> YOUR TASK
Please give the data below again in full, exactly as it stands.

> TASK INPUT
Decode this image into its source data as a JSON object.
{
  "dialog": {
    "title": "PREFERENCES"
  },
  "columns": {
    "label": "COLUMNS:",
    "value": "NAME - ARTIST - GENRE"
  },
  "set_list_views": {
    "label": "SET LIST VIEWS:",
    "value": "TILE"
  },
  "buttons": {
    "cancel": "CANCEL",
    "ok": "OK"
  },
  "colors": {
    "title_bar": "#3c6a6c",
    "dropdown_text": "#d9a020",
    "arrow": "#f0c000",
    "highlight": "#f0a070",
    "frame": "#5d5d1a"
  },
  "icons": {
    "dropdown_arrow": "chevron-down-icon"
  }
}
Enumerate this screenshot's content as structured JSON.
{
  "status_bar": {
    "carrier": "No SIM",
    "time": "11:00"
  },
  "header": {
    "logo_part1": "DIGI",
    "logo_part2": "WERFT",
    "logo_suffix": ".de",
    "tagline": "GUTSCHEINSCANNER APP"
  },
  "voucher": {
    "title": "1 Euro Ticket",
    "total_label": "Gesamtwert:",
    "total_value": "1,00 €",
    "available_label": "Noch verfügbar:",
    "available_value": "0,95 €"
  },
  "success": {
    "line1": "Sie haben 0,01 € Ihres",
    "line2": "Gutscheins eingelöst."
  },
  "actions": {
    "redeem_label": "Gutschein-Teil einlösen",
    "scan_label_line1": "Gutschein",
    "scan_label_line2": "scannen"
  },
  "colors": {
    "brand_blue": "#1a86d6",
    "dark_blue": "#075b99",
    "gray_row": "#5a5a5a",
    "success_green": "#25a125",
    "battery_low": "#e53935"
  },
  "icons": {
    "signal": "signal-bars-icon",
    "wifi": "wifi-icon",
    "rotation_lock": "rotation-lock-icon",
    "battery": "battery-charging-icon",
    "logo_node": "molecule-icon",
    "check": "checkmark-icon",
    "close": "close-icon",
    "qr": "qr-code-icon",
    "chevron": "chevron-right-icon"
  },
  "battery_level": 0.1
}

> REPLY TO THE TASK
Decode this image into its source data as a JSON object.
{
  "dialog": {
    "title": "PREFERENCES"
  },
  "columns": {
    "label": "COLUMNS:",
    "value": "NAME - ARTIST - GENRE"
  },
  "set_list_views": {
    "label": "SET LIST VIEWS:",
    "value": "TILE"
  },
  "buttons": {
    "cancel": "CANCEL",
    "ok": "OK"
  },
  "colors": {
    "title_bar": "#3c6a6c",
    "dropdown_text": "#d9a020",
    "arrow": "#f0c000",
    "highlight": "#f0a070",
    "frame": "#5d5d1a"
  },
  "icons": {
    "dropdown_arrow": "chevron-down-icon"
  }
}
Enumerate this screenshot's content as structured JSON.
{
  "status_bar": {
    "carrier": "No SIM",
    "time": "11:00"
  },
  "header": {
    "logo_part1": "DIGI",
    "logo_part2": "WERFT",
    "logo_suffix": ".de",
    "tagline": "GUTSCHEINSCANNER APP"
  },
  "voucher": {
    "title": "1 Euro Ticket",
    "total_label": "Gesamtwert:",
    "total_value": "1,00 €",
    "available_label": "Noch verfügbar:",
    "available_value": "0,95 €"
  },
  "success": {
    "line1": "Sie haben 0,01 € Ihres",
    "line2": "Gutscheins eingelöst."
  },
  "actions": {
    "redeem_label": "Gutschein-Teil einlösen",
    "scan_label_line1": "Gutschein",
    "scan_label_line2": "scannen"
  },
  "colors": {
    "brand_blue": "#1a86d6",
    "dark_blue": "#075b99",
    "gray_row": "#5a5a5a",
    "success_green": "#25a125",
    "battery_low": "#e53935"
  },
  "icons": {
    "signal": "signal-bars-icon",
    "wifi": "wifi-icon",
    "rotation_lock": "rotation-lock-icon",
    "battery": "battery-charging-icon",
    "logo_node": "molecule-icon",
    "check": "checkmark-icon",
    "close": "close-icon",
    "qr": "qr-code-icon",
    "chevron": "chevron-right-icon"
  },
  "battery_level": 0.1
}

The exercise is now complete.